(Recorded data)
-*-*-

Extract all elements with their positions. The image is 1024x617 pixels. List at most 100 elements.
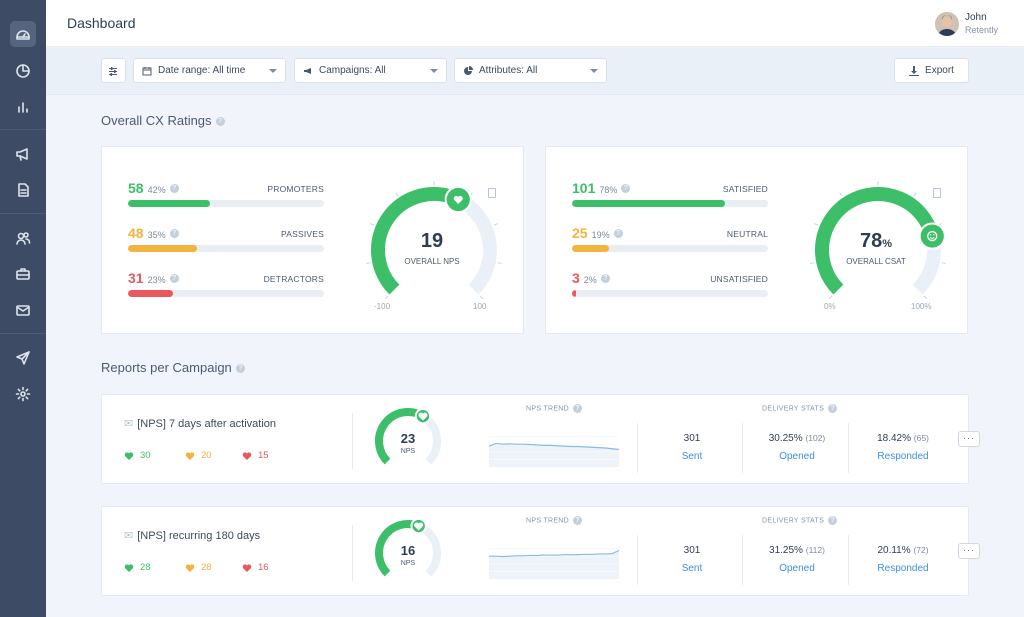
campaign-card[interactable]: ✉ [NPS] recurring 180 days 28 28 16 16 NPS NPS … [101, 506, 980, 596]
help-icon[interactable]: ? [621, 184, 631, 194]
rating-count: 101 [572, 180, 596, 196]
smile-icon [927, 230, 938, 242]
export-button[interactable]: Export [894, 58, 969, 83]
opened-link[interactable]: Opened [779, 451, 815, 462]
sent-link[interactable]: Sent [681, 451, 703, 462]
calculator-icon[interactable] [933, 188, 941, 198]
campaign-title[interactable]: ✉ [NPS] 7 days after activation [124, 417, 276, 430]
chevron-down-icon [430, 69, 438, 73]
filter-settings-button[interactable] [101, 58, 126, 83]
people-icon[interactable] [10, 225, 36, 251]
gauge-tick-mark [810, 262, 815, 264]
help-icon[interactable]: ? [613, 229, 623, 239]
campaigns-dropdown[interactable]: Campaigns: All [294, 58, 447, 83]
trend-line [489, 442, 619, 451]
opened-value: 30.25% (102) [768, 433, 826, 444]
help-icon[interactable]: ? [235, 364, 245, 374]
rating-label: NEUTRAL [726, 229, 768, 239]
filter-bar: Date range: All time Campaigns: All Attr… [46, 48, 1024, 95]
rating-bar [572, 200, 768, 207]
rating-label: PASSIVES [280, 229, 324, 239]
csat-score: 78% [859, 230, 893, 252]
more-options-button[interactable]: ··· [958, 431, 980, 447]
delivery-stats-label: DELIVERY STATS? [762, 516, 838, 525]
trend-area [489, 443, 619, 467]
attributes-dropdown[interactable]: Attributes: All [454, 58, 607, 83]
calendar-icon [142, 66, 152, 75]
campaign-name: [NPS] 7 days after activation [137, 418, 277, 430]
heart-icon [242, 563, 252, 572]
rating-bar [128, 290, 324, 297]
gauge-fill [815, 187, 940, 295]
heart-icon [185, 563, 195, 572]
detractors-count: 15 [242, 450, 269, 461]
nps-trend-label: NPS TREND? [526, 516, 583, 525]
gauge-fill [375, 520, 421, 577]
opened-link[interactable]: Opened [779, 563, 815, 574]
help-icon[interactable]: ? [573, 404, 583, 413]
settings-icon[interactable] [10, 381, 36, 407]
rating-bar-fill [572, 245, 610, 252]
inbox-icon[interactable] [10, 297, 36, 323]
avatar[interactable] [935, 12, 959, 36]
gauge-tick-mark [479, 295, 484, 300]
campaign-nps-gauge [375, 517, 441, 577]
rating-bar [572, 245, 768, 252]
responded-link[interactable]: Responded [877, 563, 929, 574]
more-options-button[interactable]: ··· [958, 543, 980, 559]
campaigns-icon[interactable] [10, 141, 36, 167]
promoters-count: 30 [124, 450, 151, 461]
sent-link[interactable]: Sent [681, 563, 703, 574]
rating-count: 31 [128, 270, 144, 286]
heart-icon [124, 563, 134, 572]
help-icon[interactable]: ? [573, 516, 583, 525]
rating-percent: 19% [591, 230, 610, 240]
user-org: Retently [965, 25, 999, 35]
heart-icon [453, 195, 463, 205]
csat-card: 101 78%? SATISFIED 25 19%? NEUTRAL 3 2%? UNSATIS… [545, 146, 968, 334]
passives-count: 20 [185, 450, 212, 461]
send-icon[interactable] [10, 345, 36, 371]
help-icon[interactable]: ? [828, 404, 838, 413]
documents-icon[interactable] [10, 177, 36, 203]
date-range-label: Date range: All time [158, 65, 246, 76]
rating-bar-fill [128, 290, 174, 297]
companies-icon[interactable] [10, 261, 36, 287]
user-name[interactable]: John [965, 12, 987, 23]
heart-icon [185, 451, 195, 460]
responded-value: 20.11% (72) [877, 545, 929, 556]
rating-bar [128, 200, 324, 207]
sidebar [0, 0, 46, 617]
help-icon[interactable]: ? [169, 274, 179, 284]
gauge-fill [375, 408, 426, 465]
reports-icon[interactable] [10, 58, 36, 84]
help-icon[interactable]: ? [169, 184, 179, 194]
rating-bar [572, 290, 768, 297]
rating-row: 25 19%? NEUTRAL [572, 225, 768, 252]
gauge-fill [371, 187, 462, 295]
campaign-card[interactable]: ✉ [NPS] 7 days after activation 30 20 15 23 NP… [101, 394, 980, 484]
campaign-nps-gauge [375, 407, 441, 465]
rating-count: 3 [572, 270, 580, 286]
delivery-stats-label: DELIVERY STATS? [762, 404, 838, 413]
help-icon[interactable]: ? [828, 516, 838, 525]
sliders-icon [109, 66, 117, 76]
help-icon[interactable]: ? [215, 117, 225, 127]
analytics-icon[interactable] [10, 94, 36, 120]
date-range-dropdown[interactable]: Date range: All time [133, 58, 286, 83]
gauge-tick-mark [814, 223, 819, 226]
help-icon[interactable]: ? [169, 229, 179, 239]
help-icon[interactable]: ? [600, 274, 610, 284]
detractors-count: 16 [242, 562, 269, 573]
calculator-icon[interactable] [488, 188, 496, 198]
gauge-tick-mark [941, 262, 946, 264]
campaign-title[interactable]: ✉ [NPS] recurring 180 days [124, 529, 260, 542]
campaign-nps-caption: NPS [400, 560, 416, 567]
gauge-tick-mark [839, 192, 843, 197]
responded-link[interactable]: Responded [877, 451, 929, 462]
dashboard-icon[interactable] [10, 21, 36, 47]
nps-card: 58 42%? PROMOTERS 48 35%? PASSIVES 31 23%? DETRA… [101, 146, 524, 334]
rating-bar-fill [128, 200, 211, 207]
rating-percent: 35% [147, 230, 166, 240]
gauge-tick-mark [370, 223, 375, 226]
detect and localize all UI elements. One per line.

-*-*-

Aim
Rename every "help-icon" to "info-icon" and write out all the items again with nothing else changed. Leave the pictures out.

Output below
Extract all elements with their positions. The image is 1024x617 pixels. List at most 100 elements.
campaign-card[interactable]: ✉ [NPS] recurring 180 days 28 28 16 16 NPS NPS … [101, 506, 980, 596]
info-icon[interactable]: ? [621, 184, 631, 194]
rating-count: 101 [572, 180, 596, 196]
smile-icon [927, 230, 938, 242]
export-button[interactable]: Export [894, 58, 969, 83]
opened-link[interactable]: Opened [779, 451, 815, 462]
sent-link[interactable]: Sent [681, 451, 703, 462]
calculator-icon[interactable] [933, 188, 941, 198]
campaign-title[interactable]: ✉ [NPS] 7 days after activation [124, 417, 276, 430]
chevron-down-icon [430, 69, 438, 73]
filter-settings-button[interactable] [101, 58, 126, 83]
people-icon[interactable] [10, 225, 36, 251]
gauge-tick-mark [810, 262, 815, 264]
info-icon[interactable]: ? [613, 229, 623, 239]
campaigns-dropdown[interactable]: Campaigns: All [294, 58, 447, 83]
trend-line [489, 442, 619, 451]
opened-value: 30.25% (102) [768, 433, 826, 444]
info-icon[interactable]: ? [235, 364, 245, 374]
rating-label: NEUTRAL [726, 229, 768, 239]
filter-bar: Date range: All time Campaigns: All Attr… [46, 48, 1024, 95]
rating-bar [572, 200, 768, 207]
rating-label: PASSIVES [280, 229, 324, 239]
csat-score: 78% [859, 230, 893, 252]
more-options-button[interactable]: ··· [958, 431, 980, 447]
delivery-stats-label: DELIVERY STATS? [762, 516, 838, 525]
trend-area [489, 443, 619, 467]
attributes-dropdown[interactable]: Attributes: All [454, 58, 607, 83]
calendar-icon [142, 66, 152, 75]
campaign-name: [NPS] 7 days after activation [137, 418, 277, 430]
heart-icon [242, 563, 252, 572]
rating-bar [128, 290, 324, 297]
gauge-fill [815, 187, 940, 295]
heart-icon [185, 563, 195, 572]
detractors-count: 15 [242, 450, 269, 461]
nps-trend-label: NPS TREND? [526, 516, 583, 525]
gauge-fill [375, 520, 421, 577]
opened-link[interactable]: Opened [779, 563, 815, 574]
info-icon[interactable]: ? [573, 404, 583, 413]
settings-icon[interactable] [10, 381, 36, 407]
rating-bar-fill [572, 245, 610, 252]
inbox-icon[interactable] [10, 297, 36, 323]
avatar[interactable] [935, 12, 959, 36]
gauge-tick-mark [479, 295, 484, 300]
campaign-nps-gauge [375, 517, 441, 577]
rating-bar [572, 245, 768, 252]
responded-link[interactable]: Responded [877, 563, 929, 574]
more-options-button[interactable]: ··· [958, 543, 980, 559]
campaigns-icon[interactable] [10, 141, 36, 167]
promoters-count: 30 [124, 450, 151, 461]
sent-link[interactable]: Sent [681, 563, 703, 574]
rating-count: 31 [128, 270, 144, 286]
heart-icon [124, 563, 134, 572]
info-icon[interactable]: ? [573, 516, 583, 525]
rating-percent: 19% [591, 230, 610, 240]
user-org: Retently [965, 25, 999, 35]
heart-icon [453, 195, 463, 205]
csat-card: 101 78%? SATISFIED 25 19%? NEUTRAL 3 2%? UNSATIS… [545, 146, 968, 334]
passives-count: 20 [185, 450, 212, 461]
send-icon[interactable] [10, 345, 36, 371]
info-icon[interactable]: ? [828, 404, 838, 413]
documents-icon[interactable] [10, 177, 36, 203]
date-range-label: Date range: All time [158, 65, 246, 76]
rating-bar-fill [128, 290, 174, 297]
companies-icon[interactable] [10, 261, 36, 287]
user-name[interactable]: John [965, 12, 987, 23]
heart-icon [185, 451, 195, 460]
responded-value: 20.11% (72) [877, 545, 929, 556]
rating-bar [128, 200, 324, 207]
sidebar [0, 0, 46, 617]
info-icon[interactable]: ? [169, 274, 179, 284]
gauge-fill [375, 408, 426, 465]
reports-icon[interactable] [10, 58, 36, 84]
info-icon[interactable]: ? [169, 184, 179, 194]
rating-bar [572, 290, 768, 297]
rating-row: 25 19%? NEUTRAL [572, 225, 768, 252]
gauge-fill [371, 187, 462, 295]
campaign-card[interactable]: ✉ [NPS] 7 days after activation 30 20 15 23 NP… [101, 394, 980, 484]
campaign-nps-gauge [375, 407, 441, 465]
rating-count: 3 [572, 270, 580, 286]
delivery-stats-label: DELIVERY STATS? [762, 404, 838, 413]
info-icon[interactable]: ? [828, 516, 838, 525]
sliders-icon [109, 66, 117, 76]
info-icon[interactable]: ? [215, 117, 225, 127]
analytics-icon[interactable] [10, 94, 36, 120]
date-range-dropdown[interactable]: Date range: All time [133, 58, 286, 83]
gauge-tick-mark [814, 223, 819, 226]
info-icon[interactable]: ? [169, 229, 179, 239]
info-icon[interactable]: ? [600, 274, 610, 284]
detractors-count: 16 [242, 562, 269, 573]
calculator-icon[interactable] [488, 188, 496, 198]
gauge-tick-mark [941, 262, 946, 264]
campaign-title[interactable]: ✉ [NPS] recurring 180 days [124, 529, 260, 542]
campaign-nps-caption: NPS [400, 560, 416, 567]
gauge-tick-mark [839, 192, 843, 197]
responded-link[interactable]: Responded [877, 451, 929, 462]
dashboard-icon[interactable] [10, 21, 36, 47]
nps-card: 58 42%? PROMOTERS 48 35%? PASSIVES 31 23%? DETRA… [101, 146, 524, 334]
rating-bar-fill [128, 200, 211, 207]
rating-percent: 35% [147, 230, 166, 240]
gauge-tick-mark [370, 223, 375, 226]
detect and localize all UI elements. One per line.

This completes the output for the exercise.